* [Records provided]:
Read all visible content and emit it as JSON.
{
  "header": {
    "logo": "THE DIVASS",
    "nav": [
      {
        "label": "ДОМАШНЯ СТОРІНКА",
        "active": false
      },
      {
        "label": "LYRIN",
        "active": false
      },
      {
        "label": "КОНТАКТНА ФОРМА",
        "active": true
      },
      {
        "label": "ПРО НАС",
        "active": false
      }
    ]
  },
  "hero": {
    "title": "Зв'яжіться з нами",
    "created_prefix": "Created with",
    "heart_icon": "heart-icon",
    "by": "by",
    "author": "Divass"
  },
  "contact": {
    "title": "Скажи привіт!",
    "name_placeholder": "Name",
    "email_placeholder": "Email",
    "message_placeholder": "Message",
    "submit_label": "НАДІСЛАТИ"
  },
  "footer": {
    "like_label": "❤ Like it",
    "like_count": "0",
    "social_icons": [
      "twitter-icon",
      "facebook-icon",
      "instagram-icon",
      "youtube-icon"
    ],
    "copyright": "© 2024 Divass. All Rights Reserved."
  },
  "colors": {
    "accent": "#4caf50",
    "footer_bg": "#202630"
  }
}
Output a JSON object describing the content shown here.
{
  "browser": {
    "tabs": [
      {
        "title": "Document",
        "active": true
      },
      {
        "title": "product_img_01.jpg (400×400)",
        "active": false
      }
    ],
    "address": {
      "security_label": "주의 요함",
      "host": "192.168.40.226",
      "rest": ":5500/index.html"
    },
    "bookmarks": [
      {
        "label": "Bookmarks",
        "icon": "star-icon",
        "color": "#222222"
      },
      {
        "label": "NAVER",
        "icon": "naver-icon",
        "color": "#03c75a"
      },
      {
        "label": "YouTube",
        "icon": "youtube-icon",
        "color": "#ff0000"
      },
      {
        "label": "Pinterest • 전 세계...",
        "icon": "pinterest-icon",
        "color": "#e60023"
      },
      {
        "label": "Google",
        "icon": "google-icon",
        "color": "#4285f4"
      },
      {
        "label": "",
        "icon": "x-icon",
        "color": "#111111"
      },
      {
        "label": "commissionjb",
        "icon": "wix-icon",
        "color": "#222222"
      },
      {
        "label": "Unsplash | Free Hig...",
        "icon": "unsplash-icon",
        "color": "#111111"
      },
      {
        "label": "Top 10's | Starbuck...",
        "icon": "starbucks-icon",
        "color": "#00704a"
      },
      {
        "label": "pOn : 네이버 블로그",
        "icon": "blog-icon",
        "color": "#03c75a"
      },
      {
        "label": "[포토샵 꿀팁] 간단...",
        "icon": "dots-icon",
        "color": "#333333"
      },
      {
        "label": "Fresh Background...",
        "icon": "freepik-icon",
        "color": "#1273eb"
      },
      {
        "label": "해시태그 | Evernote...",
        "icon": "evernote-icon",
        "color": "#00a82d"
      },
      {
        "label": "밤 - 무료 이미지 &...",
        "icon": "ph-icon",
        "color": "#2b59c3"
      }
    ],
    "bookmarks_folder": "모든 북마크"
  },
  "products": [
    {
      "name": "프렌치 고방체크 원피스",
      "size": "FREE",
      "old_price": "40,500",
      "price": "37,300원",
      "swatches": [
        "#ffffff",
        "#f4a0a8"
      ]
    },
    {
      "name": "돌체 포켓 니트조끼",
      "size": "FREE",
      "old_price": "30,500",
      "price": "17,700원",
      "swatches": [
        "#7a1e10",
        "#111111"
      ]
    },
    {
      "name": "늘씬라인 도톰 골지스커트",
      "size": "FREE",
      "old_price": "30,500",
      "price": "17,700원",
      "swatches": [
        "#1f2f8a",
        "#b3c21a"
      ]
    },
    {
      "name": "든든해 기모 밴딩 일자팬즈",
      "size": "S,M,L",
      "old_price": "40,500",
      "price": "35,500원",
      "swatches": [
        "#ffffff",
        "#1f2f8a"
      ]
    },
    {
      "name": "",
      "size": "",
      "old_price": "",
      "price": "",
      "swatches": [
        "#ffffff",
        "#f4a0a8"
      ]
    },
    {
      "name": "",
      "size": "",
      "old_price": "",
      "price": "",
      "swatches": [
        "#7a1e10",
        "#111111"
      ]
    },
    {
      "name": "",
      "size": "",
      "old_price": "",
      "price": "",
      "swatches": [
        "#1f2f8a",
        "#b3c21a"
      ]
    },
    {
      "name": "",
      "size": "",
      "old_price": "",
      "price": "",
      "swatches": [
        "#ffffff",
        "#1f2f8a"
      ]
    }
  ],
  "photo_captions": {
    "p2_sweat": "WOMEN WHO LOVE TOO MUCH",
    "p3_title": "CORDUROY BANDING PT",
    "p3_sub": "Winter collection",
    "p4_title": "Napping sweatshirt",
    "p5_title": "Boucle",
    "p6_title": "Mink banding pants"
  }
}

* [What you have to do]: From the listing above, extract every line exactly as it stands.

* [Response for this exercise]:
Read all visible content and emit it as JSON.
{
  "header": {
    "logo": "THE DIVASS",
    "nav": [
      {
        "label": "ДОМАШНЯ СТОРІНКА",
        "active": false
      },
      {
        "label": "LYRIN",
        "active": false
      },
      {
        "label": "КОНТАКТНА ФОРМА",
        "active": true
      },
      {
        "label": "ПРО НАС",
        "active": false
      }
    ]
  },
  "hero": {
    "title": "Зв'яжіться з нами",
    "created_prefix": "Created with",
    "heart_icon": "heart-icon",
    "by": "by",
    "author": "Divass"
  },
  "contact": {
    "title": "Скажи привіт!",
    "name_placeholder": "Name",
    "email_placeholder": "Email",
    "message_placeholder": "Message",
    "submit_label": "НАДІСЛАТИ"
  },
  "footer": {
    "like_label": "❤ Like it",
    "like_count": "0",
    "social_icons": [
      "twitter-icon",
      "facebook-icon",
      "instagram-icon",
      "youtube-icon"
    ],
    "copyright": "© 2024 Divass. All Rights Reserved."
  },
  "colors": {
    "accent": "#4caf50",
    "footer_bg": "#202630"
  }
}
Output a JSON object describing the content shown here.
{
  "browser": {
    "tabs": [
      {
        "title": "Document",
        "active": true
      },
      {
        "title": "product_img_01.jpg (400×400)",
        "active": false
      }
    ],
    "address": {
      "security_label": "주의 요함",
      "host": "192.168.40.226",
      "rest": ":5500/index.html"
    },
    "bookmarks": [
      {
        "label": "Bookmarks",
        "icon": "star-icon",
        "color": "#222222"
      },
      {
        "label": "NAVER",
        "icon": "naver-icon",
        "color": "#03c75a"
      },
      {
        "label": "YouTube",
        "icon": "youtube-icon",
        "color": "#ff0000"
      },
      {
        "label": "Pinterest • 전 세계...",
        "icon": "pinterest-icon",
        "color": "#e60023"
      },
      {
        "label": "Google",
        "icon": "google-icon",
        "color": "#4285f4"
      },
      {
        "label": "",
        "icon": "x-icon",
        "color": "#111111"
      },
      {
        "label": "commissionjb",
        "icon": "wix-icon",
        "color": "#222222"
      },
      {
        "label": "Unsplash | Free Hig...",
        "icon": "unsplash-icon",
        "color": "#111111"
      },
      {
        "label": "Top 10's | Starbuck...",
        "icon": "starbucks-icon",
        "color": "#00704a"
      },
      {
        "label": "pOn : 네이버 블로그",
        "icon": "blog-icon",
        "color": "#03c75a"
      },
      {
        "label": "[포토샵 꿀팁] 간단...",
        "icon": "dots-icon",
        "color": "#333333"
      },
      {
        "label": "Fresh Background...",
        "icon": "freepik-icon",
        "color": "#1273eb"
      },
      {
        "label": "해시태그 | Evernote...",
        "icon": "evernote-icon",
        "color": "#00a82d"
      },
      {
        "label": "밤 - 무료 이미지 &...",
        "icon": "ph-icon",
        "color": "#2b59c3"
      }
    ],
    "bookmarks_folder": "모든 북마크"
  },
  "products": [
    {
      "name": "프렌치 고방체크 원피스",
      "size": "FREE",
      "old_price": "40,500",
      "price": "37,300원",
      "swatches": [
        "#ffffff",
        "#f4a0a8"
      ]
    },
    {
      "name": "돌체 포켓 니트조끼",
      "size": "FREE",
      "old_price": "30,500",
      "price": "17,700원",
      "swatches": [
        "#7a1e10",
        "#111111"
      ]
    },
    {
      "name": "늘씬라인 도톰 골지스커트",
      "size": "FREE",
      "old_price": "30,500",
      "price": "17,700원",
      "swatches": [
        "#1f2f8a",
        "#b3c21a"
      ]
    },
    {
      "name": "든든해 기모 밴딩 일자팬즈",
      "size": "S,M,L",
      "old_price": "40,500",
      "price": "35,500원",
      "swatches": [
        "#ffffff",
        "#1f2f8a"
      ]
    },
    {
      "name": "",
      "size": "",
      "old_price": "",
      "price": "",
      "swatches": [
        "#ffffff",
        "#f4a0a8"
      ]
    },
    {
      "name": "",
      "size": "",
      "old_price": "",
      "price": "",
      "swatches": [
        "#7a1e10",
        "#111111"
      ]
    },
    {
      "name": "",
      "size": "",
      "old_price": "",
      "price": "",
      "swatches": [
        "#1f2f8a",
        "#b3c21a"
      ]
    },
    {
      "name": "",
      "size": "",
      "old_price": "",
      "price": "",
      "swatches": [
        "#ffffff",
        "#1f2f8a"
      ]
    }
  ],
  "photo_captions": {
    "p2_sweat": "WOMEN WHO LOVE TOO MUCH",
    "p3_title": "CORDUROY BANDING PT",
    "p3_sub": "Winter collection",
    "p4_title": "Napping sweatshirt",
    "p5_title": "Boucle",
    "p6_title": "Mink banding pants"
  }
}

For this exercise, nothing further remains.